Look through the listing for the word "into". Copy each line that has it.

---- Exercise data

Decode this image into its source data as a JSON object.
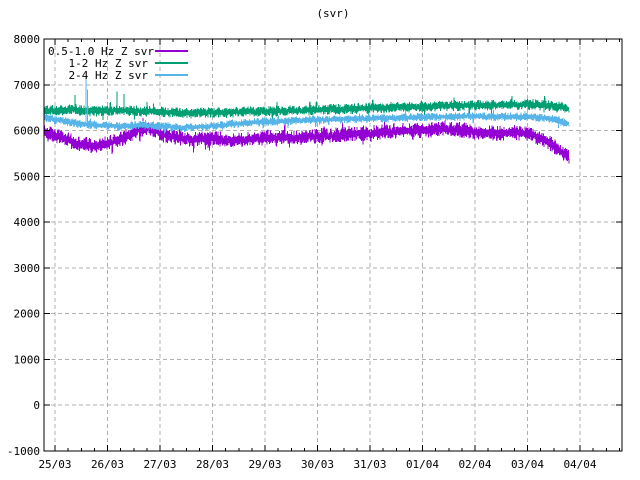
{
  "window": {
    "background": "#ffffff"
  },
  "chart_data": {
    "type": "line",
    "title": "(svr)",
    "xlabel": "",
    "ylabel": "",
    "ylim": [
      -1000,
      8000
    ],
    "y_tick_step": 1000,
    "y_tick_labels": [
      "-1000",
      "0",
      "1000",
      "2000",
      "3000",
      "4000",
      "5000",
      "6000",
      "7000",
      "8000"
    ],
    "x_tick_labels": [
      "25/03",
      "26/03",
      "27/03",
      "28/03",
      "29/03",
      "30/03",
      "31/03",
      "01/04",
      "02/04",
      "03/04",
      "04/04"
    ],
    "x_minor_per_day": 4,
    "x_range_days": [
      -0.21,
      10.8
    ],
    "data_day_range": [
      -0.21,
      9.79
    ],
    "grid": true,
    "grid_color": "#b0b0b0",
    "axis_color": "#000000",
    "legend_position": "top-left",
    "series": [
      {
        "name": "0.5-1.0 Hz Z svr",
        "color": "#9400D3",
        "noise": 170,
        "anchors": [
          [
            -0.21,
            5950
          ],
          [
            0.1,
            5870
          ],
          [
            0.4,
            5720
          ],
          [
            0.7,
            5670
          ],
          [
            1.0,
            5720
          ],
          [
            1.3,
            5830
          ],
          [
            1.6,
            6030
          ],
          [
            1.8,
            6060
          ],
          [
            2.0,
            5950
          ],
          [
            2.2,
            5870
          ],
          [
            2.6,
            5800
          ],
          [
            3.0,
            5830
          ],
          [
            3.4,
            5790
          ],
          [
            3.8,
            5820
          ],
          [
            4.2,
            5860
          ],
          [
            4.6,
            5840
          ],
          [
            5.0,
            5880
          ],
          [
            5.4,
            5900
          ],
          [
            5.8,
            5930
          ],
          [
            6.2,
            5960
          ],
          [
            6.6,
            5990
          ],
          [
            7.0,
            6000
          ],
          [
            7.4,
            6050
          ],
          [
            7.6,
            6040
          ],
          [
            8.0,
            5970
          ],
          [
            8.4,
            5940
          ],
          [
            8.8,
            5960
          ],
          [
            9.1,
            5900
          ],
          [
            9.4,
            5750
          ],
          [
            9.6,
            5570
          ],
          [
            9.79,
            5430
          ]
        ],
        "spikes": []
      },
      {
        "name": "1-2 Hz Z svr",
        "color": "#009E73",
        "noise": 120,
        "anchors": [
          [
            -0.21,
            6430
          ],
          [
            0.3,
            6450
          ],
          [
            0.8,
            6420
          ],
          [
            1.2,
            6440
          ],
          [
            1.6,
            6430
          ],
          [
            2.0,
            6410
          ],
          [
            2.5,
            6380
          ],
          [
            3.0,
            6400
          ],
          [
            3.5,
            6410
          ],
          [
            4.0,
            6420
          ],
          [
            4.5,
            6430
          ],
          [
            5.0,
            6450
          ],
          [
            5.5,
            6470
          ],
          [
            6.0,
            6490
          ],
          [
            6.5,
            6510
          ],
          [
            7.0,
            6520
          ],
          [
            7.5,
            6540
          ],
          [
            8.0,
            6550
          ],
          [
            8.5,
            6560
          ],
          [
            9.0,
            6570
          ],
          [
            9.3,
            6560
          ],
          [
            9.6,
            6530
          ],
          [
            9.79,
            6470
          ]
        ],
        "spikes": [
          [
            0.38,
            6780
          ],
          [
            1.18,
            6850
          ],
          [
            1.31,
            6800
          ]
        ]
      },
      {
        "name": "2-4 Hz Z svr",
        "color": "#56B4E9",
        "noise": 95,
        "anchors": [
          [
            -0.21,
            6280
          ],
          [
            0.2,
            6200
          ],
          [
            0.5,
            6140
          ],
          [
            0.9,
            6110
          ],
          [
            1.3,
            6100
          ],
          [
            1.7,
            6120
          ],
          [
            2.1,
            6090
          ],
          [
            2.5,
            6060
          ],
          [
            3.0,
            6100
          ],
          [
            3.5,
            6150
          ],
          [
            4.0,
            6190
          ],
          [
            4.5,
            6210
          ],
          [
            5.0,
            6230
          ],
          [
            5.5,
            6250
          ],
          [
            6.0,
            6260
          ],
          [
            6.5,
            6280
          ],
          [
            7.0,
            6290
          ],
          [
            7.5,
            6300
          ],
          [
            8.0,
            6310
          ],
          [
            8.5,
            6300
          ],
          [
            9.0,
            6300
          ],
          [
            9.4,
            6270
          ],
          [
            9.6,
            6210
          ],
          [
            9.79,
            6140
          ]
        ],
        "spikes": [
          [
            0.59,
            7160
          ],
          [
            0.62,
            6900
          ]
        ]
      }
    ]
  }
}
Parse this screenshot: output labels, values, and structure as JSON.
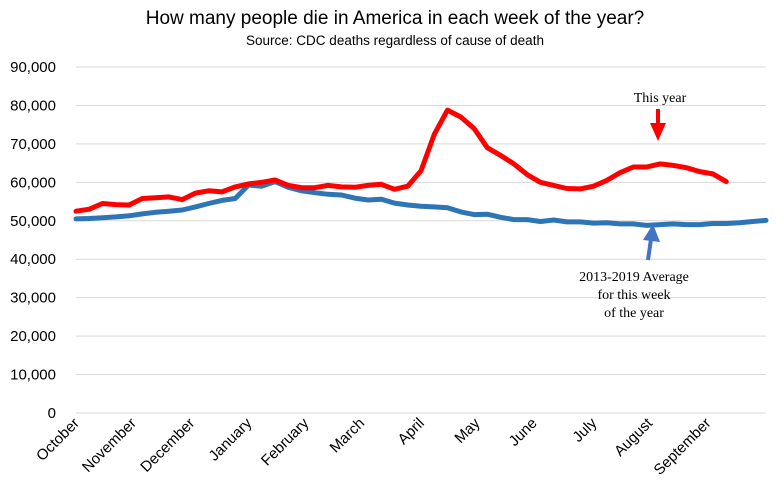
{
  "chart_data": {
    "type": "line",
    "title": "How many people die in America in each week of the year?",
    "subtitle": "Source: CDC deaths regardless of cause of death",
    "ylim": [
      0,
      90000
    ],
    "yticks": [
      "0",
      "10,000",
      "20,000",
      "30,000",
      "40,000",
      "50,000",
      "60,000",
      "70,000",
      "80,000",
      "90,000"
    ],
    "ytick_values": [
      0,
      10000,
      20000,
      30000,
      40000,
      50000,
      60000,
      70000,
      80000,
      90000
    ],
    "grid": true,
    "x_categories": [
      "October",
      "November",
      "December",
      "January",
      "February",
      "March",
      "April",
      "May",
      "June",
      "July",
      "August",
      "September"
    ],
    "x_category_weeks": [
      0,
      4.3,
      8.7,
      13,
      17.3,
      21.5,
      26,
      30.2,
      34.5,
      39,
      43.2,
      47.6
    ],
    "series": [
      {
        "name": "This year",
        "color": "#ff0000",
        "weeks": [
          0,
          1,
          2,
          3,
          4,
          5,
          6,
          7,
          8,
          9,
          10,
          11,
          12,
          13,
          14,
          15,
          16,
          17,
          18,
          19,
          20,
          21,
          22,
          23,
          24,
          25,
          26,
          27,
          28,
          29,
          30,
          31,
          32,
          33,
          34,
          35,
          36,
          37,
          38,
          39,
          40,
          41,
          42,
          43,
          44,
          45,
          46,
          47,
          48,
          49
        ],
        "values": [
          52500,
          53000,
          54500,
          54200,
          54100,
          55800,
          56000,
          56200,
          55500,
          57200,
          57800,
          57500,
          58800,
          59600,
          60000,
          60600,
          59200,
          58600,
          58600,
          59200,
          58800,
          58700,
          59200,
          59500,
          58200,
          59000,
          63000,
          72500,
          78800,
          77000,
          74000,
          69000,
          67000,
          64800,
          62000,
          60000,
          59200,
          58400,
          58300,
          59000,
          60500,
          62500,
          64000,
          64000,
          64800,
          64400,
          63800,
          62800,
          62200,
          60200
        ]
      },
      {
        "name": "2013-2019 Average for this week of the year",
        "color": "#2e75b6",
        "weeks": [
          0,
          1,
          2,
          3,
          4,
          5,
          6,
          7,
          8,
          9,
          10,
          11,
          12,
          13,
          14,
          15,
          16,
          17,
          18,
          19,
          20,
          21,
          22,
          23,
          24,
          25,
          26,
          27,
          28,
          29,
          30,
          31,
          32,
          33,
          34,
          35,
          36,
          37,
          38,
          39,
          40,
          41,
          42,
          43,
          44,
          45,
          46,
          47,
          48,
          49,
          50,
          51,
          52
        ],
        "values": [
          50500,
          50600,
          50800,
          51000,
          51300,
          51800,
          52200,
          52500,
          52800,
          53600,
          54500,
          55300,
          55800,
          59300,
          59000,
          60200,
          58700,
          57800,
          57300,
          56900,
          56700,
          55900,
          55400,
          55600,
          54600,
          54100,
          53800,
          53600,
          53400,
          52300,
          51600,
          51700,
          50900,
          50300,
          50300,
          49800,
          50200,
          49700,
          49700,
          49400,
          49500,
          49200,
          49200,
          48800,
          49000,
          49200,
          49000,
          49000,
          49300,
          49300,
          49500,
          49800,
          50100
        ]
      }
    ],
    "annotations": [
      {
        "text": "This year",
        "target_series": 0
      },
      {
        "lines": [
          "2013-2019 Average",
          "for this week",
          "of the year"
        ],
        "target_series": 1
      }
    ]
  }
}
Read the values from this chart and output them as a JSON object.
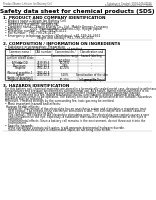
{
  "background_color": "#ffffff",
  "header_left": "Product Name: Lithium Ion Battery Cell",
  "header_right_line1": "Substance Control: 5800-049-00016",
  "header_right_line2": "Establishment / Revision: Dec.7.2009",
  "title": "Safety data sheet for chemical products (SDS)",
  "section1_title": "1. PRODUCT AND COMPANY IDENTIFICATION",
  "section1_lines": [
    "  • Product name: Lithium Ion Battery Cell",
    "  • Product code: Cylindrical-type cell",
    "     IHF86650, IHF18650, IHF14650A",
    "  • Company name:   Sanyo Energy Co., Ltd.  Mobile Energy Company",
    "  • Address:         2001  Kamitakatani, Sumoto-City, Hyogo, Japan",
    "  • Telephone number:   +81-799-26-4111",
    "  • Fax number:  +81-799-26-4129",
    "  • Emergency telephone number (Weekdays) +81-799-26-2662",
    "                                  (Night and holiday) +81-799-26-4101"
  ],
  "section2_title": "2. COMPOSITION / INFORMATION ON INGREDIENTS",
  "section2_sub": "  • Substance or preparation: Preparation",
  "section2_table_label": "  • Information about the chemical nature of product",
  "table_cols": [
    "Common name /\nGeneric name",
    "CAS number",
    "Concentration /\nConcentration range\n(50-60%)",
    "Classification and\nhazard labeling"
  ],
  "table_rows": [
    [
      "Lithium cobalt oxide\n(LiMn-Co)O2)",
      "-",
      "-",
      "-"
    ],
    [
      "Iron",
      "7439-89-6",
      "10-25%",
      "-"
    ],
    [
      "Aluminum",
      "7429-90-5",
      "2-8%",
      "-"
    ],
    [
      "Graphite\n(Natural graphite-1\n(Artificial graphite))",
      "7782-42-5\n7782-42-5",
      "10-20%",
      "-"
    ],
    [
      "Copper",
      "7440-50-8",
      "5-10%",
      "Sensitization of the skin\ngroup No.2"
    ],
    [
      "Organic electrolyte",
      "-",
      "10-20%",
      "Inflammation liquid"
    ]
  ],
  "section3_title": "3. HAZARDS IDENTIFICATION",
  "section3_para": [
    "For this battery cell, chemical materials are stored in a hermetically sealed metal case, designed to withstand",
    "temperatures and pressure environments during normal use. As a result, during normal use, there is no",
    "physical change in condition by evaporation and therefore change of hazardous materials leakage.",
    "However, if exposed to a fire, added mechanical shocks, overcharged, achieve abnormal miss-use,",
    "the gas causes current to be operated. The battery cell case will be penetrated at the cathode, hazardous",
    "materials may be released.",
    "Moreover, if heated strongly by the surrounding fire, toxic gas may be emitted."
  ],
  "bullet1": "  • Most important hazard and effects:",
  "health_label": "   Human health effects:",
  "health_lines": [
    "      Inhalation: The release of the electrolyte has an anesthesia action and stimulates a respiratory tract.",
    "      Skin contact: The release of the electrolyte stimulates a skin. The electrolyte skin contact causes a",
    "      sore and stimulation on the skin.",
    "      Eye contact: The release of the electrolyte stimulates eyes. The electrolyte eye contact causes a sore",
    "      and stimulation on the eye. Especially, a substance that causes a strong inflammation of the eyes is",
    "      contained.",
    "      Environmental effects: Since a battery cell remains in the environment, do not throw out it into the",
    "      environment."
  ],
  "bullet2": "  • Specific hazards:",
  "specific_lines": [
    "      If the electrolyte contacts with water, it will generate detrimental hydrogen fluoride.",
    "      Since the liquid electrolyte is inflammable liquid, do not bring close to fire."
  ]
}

--------

- Answer to the problem
Decode this image into its source data as a JSON object.
    "      Environmental effects: Since a battery cell remains in the environment, do not throw out it into the",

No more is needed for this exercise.